-- Begin Material supplied --

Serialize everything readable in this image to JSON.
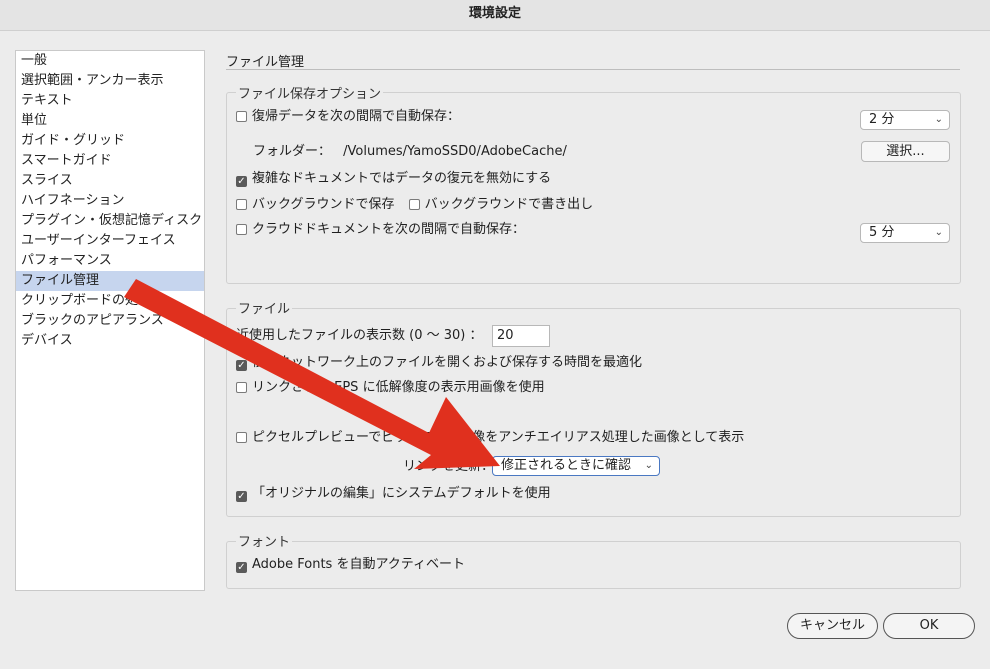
{
  "window": {
    "title": "環境設定"
  },
  "sidebar": {
    "items": [
      {
        "label": "一般"
      },
      {
        "label": "選択範囲・アンカー表示"
      },
      {
        "label": "テキスト"
      },
      {
        "label": "単位"
      },
      {
        "label": "ガイド・グリッド"
      },
      {
        "label": "スマートガイド"
      },
      {
        "label": "スライス"
      },
      {
        "label": "ハイフネーション"
      },
      {
        "label": "プラグイン・仮想記憶ディスク"
      },
      {
        "label": "ユーザーインターフェイス"
      },
      {
        "label": "パフォーマンス"
      },
      {
        "label": "ファイル管理"
      },
      {
        "label": "クリップボードの処理"
      },
      {
        "label": "ブラックのアピアランス"
      },
      {
        "label": "デバイス"
      }
    ],
    "selected_index": 11
  },
  "main": {
    "section_title": "ファイル管理",
    "save_options": {
      "legend": "ファイル保存オプション",
      "autosave_label": "復帰データを次の間隔で自動保存：",
      "autosave_checked": false,
      "autosave_interval": "2 分",
      "folder_label": "フォルダー：",
      "folder_path": "/Volumes/YamoSSD0/AdobeCache/",
      "choose_button": "選択...",
      "disable_recovery_label": "複雑なドキュメントではデータの復元を無効にする",
      "disable_recovery_checked": true,
      "bg_save_label": "バックグラウンドで保存",
      "bg_save_checked": false,
      "bg_export_label": "バックグラウンドで書き出し",
      "bg_export_checked": false,
      "cloud_autosave_label": "クラウドドキュメントを次の間隔で自動保存：",
      "cloud_autosave_checked": false,
      "cloud_interval": "5 分"
    },
    "files": {
      "legend": "ファイル",
      "recent_label": "近使用したファイルの表示数 (0 〜 30) ：",
      "recent_value": "20",
      "optimize_label": "低速ネットワーク上のファイルを開くおよび保存する時間を最適化",
      "optimize_checked": true,
      "lowres_label": "リンクされた EPS に低解像度の表示用画像を使用",
      "lowres_checked": false,
      "pixel_preview_label": "ピクセルプレビューでビットマップ画像をアンチエイリアス処理した画像として表示",
      "pixel_preview_checked": false,
      "update_links_label": "リンクを更新：",
      "update_links_value": "修正されるときに確認",
      "system_default_label": "「オリジナルの編集」にシステムデフォルトを使用",
      "system_default_checked": true
    },
    "fonts": {
      "legend": "フォント",
      "adobe_fonts_label": "Adobe Fonts を自動アクティベート",
      "adobe_fonts_checked": true
    }
  },
  "footer": {
    "cancel": "キャンセル",
    "ok": "OK"
  },
  "colors": {
    "arrow": "#e0301e",
    "selection": "#c6d5ee"
  },
  "check_glyph": "✓",
  "select_chevron": "⌄"
}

-- End Material supplied --

■ Given exercise ■
Write out the material above once more, exactly as it reads, with no pictures.

■ Solution for this task ■
Serialize everything readable in this image to JSON.
{
  "window": {
    "title": "環境設定"
  },
  "sidebar": {
    "items": [
      {
        "label": "一般"
      },
      {
        "label": "選択範囲・アンカー表示"
      },
      {
        "label": "テキスト"
      },
      {
        "label": "単位"
      },
      {
        "label": "ガイド・グリッド"
      },
      {
        "label": "スマートガイド"
      },
      {
        "label": "スライス"
      },
      {
        "label": "ハイフネーション"
      },
      {
        "label": "プラグイン・仮想記憶ディスク"
      },
      {
        "label": "ユーザーインターフェイス"
      },
      {
        "label": "パフォーマンス"
      },
      {
        "label": "ファイル管理"
      },
      {
        "label": "クリップボードの処理"
      },
      {
        "label": "ブラックのアピアランス"
      },
      {
        "label": "デバイス"
      }
    ],
    "selected_index": 11
  },
  "main": {
    "section_title": "ファイル管理",
    "save_options": {
      "legend": "ファイル保存オプション",
      "autosave_label": "復帰データを次の間隔で自動保存：",
      "autosave_checked": false,
      "autosave_interval": "2 分",
      "folder_label": "フォルダー：",
      "folder_path": "/Volumes/YamoSSD0/AdobeCache/",
      "choose_button": "選択...",
      "disable_recovery_label": "複雑なドキュメントではデータの復元を無効にする",
      "disable_recovery_checked": true,
      "bg_save_label": "バックグラウンドで保存",
      "bg_save_checked": false,
      "bg_export_label": "バックグラウンドで書き出し",
      "bg_export_checked": false,
      "cloud_autosave_label": "クラウドドキュメントを次の間隔で自動保存：",
      "cloud_autosave_checked": false,
      "cloud_interval": "5 分"
    },
    "files": {
      "legend": "ファイル",
      "recent_label": "近使用したファイルの表示数 (0 〜 30) ：",
      "recent_value": "20",
      "optimize_label": "低速ネットワーク上のファイルを開くおよび保存する時間を最適化",
      "optimize_checked": true,
      "lowres_label": "リンクされた EPS に低解像度の表示用画像を使用",
      "lowres_checked": false,
      "pixel_preview_label": "ピクセルプレビューでビットマップ画像をアンチエイリアス処理した画像として表示",
      "pixel_preview_checked": false,
      "update_links_label": "リンクを更新：",
      "update_links_value": "修正されるときに確認",
      "system_default_label": "「オリジナルの編集」にシステムデフォルトを使用",
      "system_default_checked": true
    },
    "fonts": {
      "legend": "フォント",
      "adobe_fonts_label": "Adobe Fonts を自動アクティベート",
      "adobe_fonts_checked": true
    }
  },
  "footer": {
    "cancel": "キャンセル",
    "ok": "OK"
  },
  "colors": {
    "arrow": "#e0301e",
    "selection": "#c6d5ee"
  },
  "check_glyph": "✓",
  "select_chevron": "⌄"
}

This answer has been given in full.